- REQUIRED TASK
Write the material out again, line by line, exactly as it is.

- INPUT FOR THIS TASK
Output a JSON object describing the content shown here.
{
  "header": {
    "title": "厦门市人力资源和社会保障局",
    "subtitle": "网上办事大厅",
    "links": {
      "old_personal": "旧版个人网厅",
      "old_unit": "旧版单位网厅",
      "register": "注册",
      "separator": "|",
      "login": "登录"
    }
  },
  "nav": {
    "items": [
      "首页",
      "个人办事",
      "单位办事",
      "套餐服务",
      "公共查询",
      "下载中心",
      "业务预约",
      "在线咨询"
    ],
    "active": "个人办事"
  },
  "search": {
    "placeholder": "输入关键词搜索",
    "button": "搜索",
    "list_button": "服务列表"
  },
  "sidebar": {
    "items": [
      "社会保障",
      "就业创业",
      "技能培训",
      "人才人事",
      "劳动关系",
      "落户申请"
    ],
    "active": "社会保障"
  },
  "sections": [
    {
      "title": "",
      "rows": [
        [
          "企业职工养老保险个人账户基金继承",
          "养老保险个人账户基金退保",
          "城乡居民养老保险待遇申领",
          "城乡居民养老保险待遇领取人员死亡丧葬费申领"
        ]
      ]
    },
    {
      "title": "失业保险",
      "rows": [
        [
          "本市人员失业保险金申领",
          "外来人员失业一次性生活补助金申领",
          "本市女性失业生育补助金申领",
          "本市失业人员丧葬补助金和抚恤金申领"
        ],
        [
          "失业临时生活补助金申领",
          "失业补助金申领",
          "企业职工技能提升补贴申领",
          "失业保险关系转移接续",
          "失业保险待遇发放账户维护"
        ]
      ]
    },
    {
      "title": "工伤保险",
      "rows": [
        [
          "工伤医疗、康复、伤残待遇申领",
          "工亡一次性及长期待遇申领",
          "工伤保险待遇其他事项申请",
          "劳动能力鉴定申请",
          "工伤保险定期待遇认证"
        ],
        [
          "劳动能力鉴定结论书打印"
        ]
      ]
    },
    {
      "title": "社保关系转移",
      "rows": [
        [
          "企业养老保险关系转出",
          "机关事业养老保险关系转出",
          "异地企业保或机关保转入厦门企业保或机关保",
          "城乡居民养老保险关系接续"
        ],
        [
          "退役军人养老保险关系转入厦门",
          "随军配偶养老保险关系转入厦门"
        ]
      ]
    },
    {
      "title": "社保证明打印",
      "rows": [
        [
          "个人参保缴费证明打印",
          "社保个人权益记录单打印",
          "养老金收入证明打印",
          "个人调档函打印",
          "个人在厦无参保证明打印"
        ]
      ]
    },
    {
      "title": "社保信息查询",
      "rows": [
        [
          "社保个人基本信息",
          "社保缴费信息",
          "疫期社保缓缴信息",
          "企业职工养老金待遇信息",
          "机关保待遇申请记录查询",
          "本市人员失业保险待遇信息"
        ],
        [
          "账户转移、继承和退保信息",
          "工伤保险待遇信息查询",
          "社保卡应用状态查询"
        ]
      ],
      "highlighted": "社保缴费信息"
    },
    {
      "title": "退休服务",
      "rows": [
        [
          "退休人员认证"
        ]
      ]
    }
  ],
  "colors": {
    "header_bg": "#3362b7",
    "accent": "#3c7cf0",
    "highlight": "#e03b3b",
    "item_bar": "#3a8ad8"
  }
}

- PROBLEM SOLUTION
Output a JSON object describing the content shown here.
{
  "header": {
    "title": "厦门市人力资源和社会保障局",
    "subtitle": "网上办事大厅",
    "links": {
      "old_personal": "旧版个人网厅",
      "old_unit": "旧版单位网厅",
      "register": "注册",
      "separator": "|",
      "login": "登录"
    }
  },
  "nav": {
    "items": [
      "首页",
      "个人办事",
      "单位办事",
      "套餐服务",
      "公共查询",
      "下载中心",
      "业务预约",
      "在线咨询"
    ],
    "active": "个人办事"
  },
  "search": {
    "placeholder": "输入关键词搜索",
    "button": "搜索",
    "list_button": "服务列表"
  },
  "sidebar": {
    "items": [
      "社会保障",
      "就业创业",
      "技能培训",
      "人才人事",
      "劳动关系",
      "落户申请"
    ],
    "active": "社会保障"
  },
  "sections": [
    {
      "title": "",
      "rows": [
        [
          "企业职工养老保险个人账户基金继承",
          "养老保险个人账户基金退保",
          "城乡居民养老保险待遇申领",
          "城乡居民养老保险待遇领取人员死亡丧葬费申领"
        ]
      ]
    },
    {
      "title": "失业保险",
      "rows": [
        [
          "本市人员失业保险金申领",
          "外来人员失业一次性生活补助金申领",
          "本市女性失业生育补助金申领",
          "本市失业人员丧葬补助金和抚恤金申领"
        ],
        [
          "失业临时生活补助金申领",
          "失业补助金申领",
          "企业职工技能提升补贴申领",
          "失业保险关系转移接续",
          "失业保险待遇发放账户维护"
        ]
      ]
    },
    {
      "title": "工伤保险",
      "rows": [
        [
          "工伤医疗、康复、伤残待遇申领",
          "工亡一次性及长期待遇申领",
          "工伤保险待遇其他事项申请",
          "劳动能力鉴定申请",
          "工伤保险定期待遇认证"
        ],
        [
          "劳动能力鉴定结论书打印"
        ]
      ]
    },
    {
      "title": "社保关系转移",
      "rows": [
        [
          "企业养老保险关系转出",
          "机关事业养老保险关系转出",
          "异地企业保或机关保转入厦门企业保或机关保",
          "城乡居民养老保险关系接续"
        ],
        [
          "退役军人养老保险关系转入厦门",
          "随军配偶养老保险关系转入厦门"
        ]
      ]
    },
    {
      "title": "社保证明打印",
      "rows": [
        [
          "个人参保缴费证明打印",
          "社保个人权益记录单打印",
          "养老金收入证明打印",
          "个人调档函打印",
          "个人在厦无参保证明打印"
        ]
      ]
    },
    {
      "title": "社保信息查询",
      "rows": [
        [
          "社保个人基本信息",
          "社保缴费信息",
          "疫期社保缓缴信息",
          "企业职工养老金待遇信息",
          "机关保待遇申请记录查询",
          "本市人员失业保险待遇信息"
        ],
        [
          "账户转移、继承和退保信息",
          "工伤保险待遇信息查询",
          "社保卡应用状态查询"
        ]
      ],
      "highlighted": "社保缴费信息"
    },
    {
      "title": "退休服务",
      "rows": [
        [
          "退休人员认证"
        ]
      ]
    }
  ],
  "colors": {
    "header_bg": "#3362b7",
    "accent": "#3c7cf0",
    "highlight": "#e03b3b",
    "item_bar": "#3a8ad8"
  }
}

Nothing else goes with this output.